WHAT THE EXERCISE ASKS =>
Edit the data below so that "label-line" reads "text-line" everywhere it occurs, and leave every other character as it is.

ITEMS =>
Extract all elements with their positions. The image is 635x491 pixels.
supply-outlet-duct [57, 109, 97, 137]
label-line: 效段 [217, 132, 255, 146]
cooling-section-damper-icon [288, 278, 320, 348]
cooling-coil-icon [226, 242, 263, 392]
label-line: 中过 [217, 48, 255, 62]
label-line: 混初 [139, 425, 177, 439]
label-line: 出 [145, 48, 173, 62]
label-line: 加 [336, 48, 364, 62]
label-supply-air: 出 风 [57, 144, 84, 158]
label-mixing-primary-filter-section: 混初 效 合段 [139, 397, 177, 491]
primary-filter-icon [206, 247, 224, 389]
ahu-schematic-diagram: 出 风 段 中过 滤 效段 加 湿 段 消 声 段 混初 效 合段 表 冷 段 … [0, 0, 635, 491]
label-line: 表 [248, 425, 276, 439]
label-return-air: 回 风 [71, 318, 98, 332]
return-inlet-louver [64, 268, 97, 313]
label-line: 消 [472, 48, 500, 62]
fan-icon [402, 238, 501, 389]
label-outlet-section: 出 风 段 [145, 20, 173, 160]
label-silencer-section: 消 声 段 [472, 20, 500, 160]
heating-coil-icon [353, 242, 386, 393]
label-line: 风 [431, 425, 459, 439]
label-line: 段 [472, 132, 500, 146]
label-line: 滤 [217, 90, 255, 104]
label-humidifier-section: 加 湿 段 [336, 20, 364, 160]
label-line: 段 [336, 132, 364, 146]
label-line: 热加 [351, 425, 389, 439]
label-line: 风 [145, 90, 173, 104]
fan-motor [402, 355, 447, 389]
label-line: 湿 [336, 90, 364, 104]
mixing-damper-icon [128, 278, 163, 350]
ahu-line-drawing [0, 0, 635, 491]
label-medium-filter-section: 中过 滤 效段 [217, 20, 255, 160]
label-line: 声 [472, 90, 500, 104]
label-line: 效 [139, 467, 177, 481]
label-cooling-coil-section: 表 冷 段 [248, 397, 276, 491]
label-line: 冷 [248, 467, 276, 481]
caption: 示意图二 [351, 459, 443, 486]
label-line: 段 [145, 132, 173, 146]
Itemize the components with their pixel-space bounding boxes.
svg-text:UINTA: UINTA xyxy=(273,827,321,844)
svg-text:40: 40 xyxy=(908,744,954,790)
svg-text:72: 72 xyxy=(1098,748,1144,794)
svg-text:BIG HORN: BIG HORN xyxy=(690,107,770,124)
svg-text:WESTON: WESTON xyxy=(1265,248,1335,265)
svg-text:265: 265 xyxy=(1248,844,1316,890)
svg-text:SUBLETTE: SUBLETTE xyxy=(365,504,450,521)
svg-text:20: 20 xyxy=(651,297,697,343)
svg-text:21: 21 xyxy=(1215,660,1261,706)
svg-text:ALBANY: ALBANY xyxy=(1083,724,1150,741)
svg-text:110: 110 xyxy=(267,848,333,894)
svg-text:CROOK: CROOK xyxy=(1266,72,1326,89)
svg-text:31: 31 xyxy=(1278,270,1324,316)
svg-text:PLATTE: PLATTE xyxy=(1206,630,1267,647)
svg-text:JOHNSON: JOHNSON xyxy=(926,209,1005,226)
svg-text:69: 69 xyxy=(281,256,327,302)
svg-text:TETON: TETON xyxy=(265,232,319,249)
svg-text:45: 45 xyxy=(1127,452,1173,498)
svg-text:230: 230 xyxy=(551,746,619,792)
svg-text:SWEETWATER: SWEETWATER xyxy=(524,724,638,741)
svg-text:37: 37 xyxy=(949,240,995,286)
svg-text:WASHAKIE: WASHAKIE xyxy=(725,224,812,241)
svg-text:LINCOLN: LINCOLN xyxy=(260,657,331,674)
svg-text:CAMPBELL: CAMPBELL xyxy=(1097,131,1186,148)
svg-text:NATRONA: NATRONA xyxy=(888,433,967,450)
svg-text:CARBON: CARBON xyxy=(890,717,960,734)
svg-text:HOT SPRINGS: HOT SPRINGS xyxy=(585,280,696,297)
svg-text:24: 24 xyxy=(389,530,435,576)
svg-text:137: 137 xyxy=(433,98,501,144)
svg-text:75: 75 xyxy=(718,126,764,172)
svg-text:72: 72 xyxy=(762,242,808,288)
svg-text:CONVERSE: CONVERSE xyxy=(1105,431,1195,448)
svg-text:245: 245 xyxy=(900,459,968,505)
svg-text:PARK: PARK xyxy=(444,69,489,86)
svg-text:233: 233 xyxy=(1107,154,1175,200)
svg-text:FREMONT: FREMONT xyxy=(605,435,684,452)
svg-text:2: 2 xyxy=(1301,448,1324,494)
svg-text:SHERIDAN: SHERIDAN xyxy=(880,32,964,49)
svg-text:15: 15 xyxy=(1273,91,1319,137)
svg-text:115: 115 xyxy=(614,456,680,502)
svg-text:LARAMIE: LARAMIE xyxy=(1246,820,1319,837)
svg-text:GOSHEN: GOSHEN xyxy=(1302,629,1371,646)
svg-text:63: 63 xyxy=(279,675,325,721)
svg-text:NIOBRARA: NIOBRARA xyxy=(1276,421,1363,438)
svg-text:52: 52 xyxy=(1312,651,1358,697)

OUTPUT =>
Extract all elements with their positions. The image is 635x491 pixels.
supply-outlet-duct [57, 109, 97, 137]
text-line: 效段 [217, 132, 255, 146]
cooling-section-damper-icon [288, 278, 320, 348]
cooling-coil-icon [226, 242, 263, 392]
text-line: 中过 [217, 48, 255, 62]
text-line: 混初 [139, 425, 177, 439]
text-line: 出 [145, 48, 173, 62]
text-line: 加 [336, 48, 364, 62]
label-supply-air: 出 风 [57, 144, 84, 158]
label-mixing-primary-filter-section: 混初 效 合段 [139, 397, 177, 491]
primary-filter-icon [206, 247, 224, 389]
ahu-schematic-diagram: 出 风 段 中过 滤 效段 加 湿 段 消 声 段 混初 效 合段 表 冷 段 … [0, 0, 635, 491]
text-line: 表 [248, 425, 276, 439]
label-return-air: 回 风 [71, 318, 98, 332]
return-inlet-louver [64, 268, 97, 313]
text-line: 消 [472, 48, 500, 62]
fan-icon [402, 238, 501, 389]
label-outlet-section: 出 风 段 [145, 20, 173, 160]
label-silencer-section: 消 声 段 [472, 20, 500, 160]
heating-coil-icon [353, 242, 386, 393]
text-line: 风 [431, 425, 459, 439]
text-line: 段 [472, 132, 500, 146]
text-line: 滤 [217, 90, 255, 104]
label-humidifier-section: 加 湿 段 [336, 20, 364, 160]
text-line: 段 [336, 132, 364, 146]
text-line: 热加 [351, 425, 389, 439]
text-line: 风 [145, 90, 173, 104]
fan-motor [402, 355, 447, 389]
text-line: 湿 [336, 90, 364, 104]
mixing-damper-icon [128, 278, 163, 350]
ahu-line-drawing [0, 0, 635, 491]
label-medium-filter-section: 中过 滤 效段 [217, 20, 255, 160]
text-line: 声 [472, 90, 500, 104]
text-line: 效 [139, 467, 177, 481]
label-cooling-coil-section: 表 冷 段 [248, 397, 276, 491]
text-line: 冷 [248, 467, 276, 481]
caption: 示意图二 [351, 459, 443, 486]
text-line: 段 [145, 132, 173, 146]
Itemize the components with their pixel-space bounding boxes.
svg-text:UINTA: UINTA xyxy=(273,827,321,844)
svg-text:40: 40 xyxy=(908,744,954,790)
svg-text:72: 72 xyxy=(1098,748,1144,794)
svg-text:BIG HORN: BIG HORN xyxy=(690,107,770,124)
svg-text:WESTON: WESTON xyxy=(1265,248,1335,265)
svg-text:265: 265 xyxy=(1248,844,1316,890)
svg-text:SUBLETTE: SUBLETTE xyxy=(365,504,450,521)
svg-text:20: 20 xyxy=(651,297,697,343)
svg-text:21: 21 xyxy=(1215,660,1261,706)
svg-text:ALBANY: ALBANY xyxy=(1083,724,1150,741)
svg-text:110: 110 xyxy=(267,848,333,894)
svg-text:CROOK: CROOK xyxy=(1266,72,1326,89)
svg-text:31: 31 xyxy=(1278,270,1324,316)
svg-text:PLATTE: PLATTE xyxy=(1206,630,1267,647)
svg-text:JOHNSON: JOHNSON xyxy=(926,209,1005,226)
svg-text:69: 69 xyxy=(281,256,327,302)
svg-text:TETON: TETON xyxy=(265,232,319,249)
svg-text:45: 45 xyxy=(1127,452,1173,498)
svg-text:230: 230 xyxy=(551,746,619,792)
svg-text:SWEETWATER: SWEETWATER xyxy=(524,724,638,741)
svg-text:37: 37 xyxy=(949,240,995,286)
svg-text:WASHAKIE: WASHAKIE xyxy=(725,224,812,241)
svg-text:LINCOLN: LINCOLN xyxy=(260,657,331,674)
svg-text:CAMPBELL: CAMPBELL xyxy=(1097,131,1186,148)
svg-text:NATRONA: NATRONA xyxy=(888,433,967,450)
svg-text:CARBON: CARBON xyxy=(890,717,960,734)
svg-text:HOT SPRINGS: HOT SPRINGS xyxy=(585,280,696,297)
svg-text:24: 24 xyxy=(389,530,435,576)
svg-text:137: 137 xyxy=(433,98,501,144)
svg-text:75: 75 xyxy=(718,126,764,172)
svg-text:72: 72 xyxy=(762,242,808,288)
svg-text:CONVERSE: CONVERSE xyxy=(1105,431,1195,448)
svg-text:245: 245 xyxy=(900,459,968,505)
svg-text:PARK: PARK xyxy=(444,69,489,86)
svg-text:233: 233 xyxy=(1107,154,1175,200)
svg-text:FREMONT: FREMONT xyxy=(605,435,684,452)
svg-text:2: 2 xyxy=(1301,448,1324,494)
svg-text:SHERIDAN: SHERIDAN xyxy=(880,32,964,49)
svg-text:15: 15 xyxy=(1273,91,1319,137)
svg-text:115: 115 xyxy=(614,456,680,502)
svg-text:LARAMIE: LARAMIE xyxy=(1246,820,1319,837)
svg-text:GOSHEN: GOSHEN xyxy=(1302,629,1371,646)
svg-text:63: 63 xyxy=(279,675,325,721)
svg-text:NIOBRARA: NIOBRARA xyxy=(1276,421,1363,438)
svg-text:52: 52 xyxy=(1312,651,1358,697)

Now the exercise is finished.